* Written problem: Transcribe the material below exactly as it appears.

[Saved data entries]
⁂
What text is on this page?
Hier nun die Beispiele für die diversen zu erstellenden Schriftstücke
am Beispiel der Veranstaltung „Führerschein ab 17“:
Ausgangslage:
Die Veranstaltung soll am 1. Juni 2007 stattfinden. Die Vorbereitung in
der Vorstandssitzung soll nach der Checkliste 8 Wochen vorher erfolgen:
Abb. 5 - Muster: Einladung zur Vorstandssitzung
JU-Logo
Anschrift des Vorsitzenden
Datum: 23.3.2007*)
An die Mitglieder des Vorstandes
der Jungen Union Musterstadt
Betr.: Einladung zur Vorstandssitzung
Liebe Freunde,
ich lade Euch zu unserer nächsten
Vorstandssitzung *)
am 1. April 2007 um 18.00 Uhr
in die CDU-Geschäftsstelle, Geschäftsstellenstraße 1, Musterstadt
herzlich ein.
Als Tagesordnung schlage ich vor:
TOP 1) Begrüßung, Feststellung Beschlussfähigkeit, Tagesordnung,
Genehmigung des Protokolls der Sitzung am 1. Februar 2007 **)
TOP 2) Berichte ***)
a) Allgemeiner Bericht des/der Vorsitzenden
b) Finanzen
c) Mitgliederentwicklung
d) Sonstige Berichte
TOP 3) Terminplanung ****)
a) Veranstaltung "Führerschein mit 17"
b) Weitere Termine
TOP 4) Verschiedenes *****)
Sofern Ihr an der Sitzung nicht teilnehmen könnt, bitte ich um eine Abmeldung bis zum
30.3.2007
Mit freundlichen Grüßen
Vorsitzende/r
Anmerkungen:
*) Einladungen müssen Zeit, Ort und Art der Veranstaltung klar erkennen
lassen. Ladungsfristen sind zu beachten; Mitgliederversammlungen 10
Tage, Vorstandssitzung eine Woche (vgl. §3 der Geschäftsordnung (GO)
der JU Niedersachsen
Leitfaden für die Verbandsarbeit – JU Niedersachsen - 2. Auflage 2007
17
⁂
* Final result:
What text is on this page?
Hier nun die Beispiele für die diversen zu erstellenden Schriftstücke
am Beispiel der Veranstaltung „Führerschein ab 17“:
Ausgangslage:
Die Veranstaltung soll am 1. Juni 2007 stattfinden. Die Vorbereitung in
der Vorstandssitzung soll nach der Checkliste 8 Wochen vorher erfolgen:
Abb. 5 - Muster: Einladung zur Vorstandssitzung
JU-Logo
Anschrift des Vorsitzenden
Datum: 23.3.2007*)
An die Mitglieder des Vorstandes
der Jungen Union Musterstadt
Betr.: Einladung zur Vorstandssitzung
Liebe Freunde,
ich lade Euch zu unserer nächsten
Vorstandssitzung *)
am 1. April 2007 um 18.00 Uhr
in die CDU-Geschäftsstelle, Geschäftsstellenstraße 1, Musterstadt
herzlich ein.
Als Tagesordnung schlage ich vor:
TOP 1) Begrüßung, Feststellung Beschlussfähigkeit, Tagesordnung,
Genehmigung des Protokolls der Sitzung am 1. Februar 2007 **)
TOP 2) Berichte ***)
a) Allgemeiner Bericht des/der Vorsitzenden
b) Finanzen
c) Mitgliederentwicklung
d) Sonstige Berichte
TOP 3) Terminplanung ****)
a) Veranstaltung "Führerschein mit 17"
b) Weitere Termine
TOP 4) Verschiedenes *****)
Sofern Ihr an der Sitzung nicht teilnehmen könnt, bitte ich um eine Abmeldung bis zum
30.3.2007
Mit freundlichen Grüßen
Vorsitzende/r
Anmerkungen:
*) Einladungen müssen Zeit, Ort und Art der Veranstaltung klar erkennen
lassen. Ladungsfristen sind zu beachten; Mitgliederversammlungen 10
Tage, Vorstandssitzung eine Woche (vgl. §3 der Geschäftsordnung (GO)
der JU Niedersachsen
Leitfaden für die Verbandsarbeit – JU Niedersachsen - 2. Auflage 2007
17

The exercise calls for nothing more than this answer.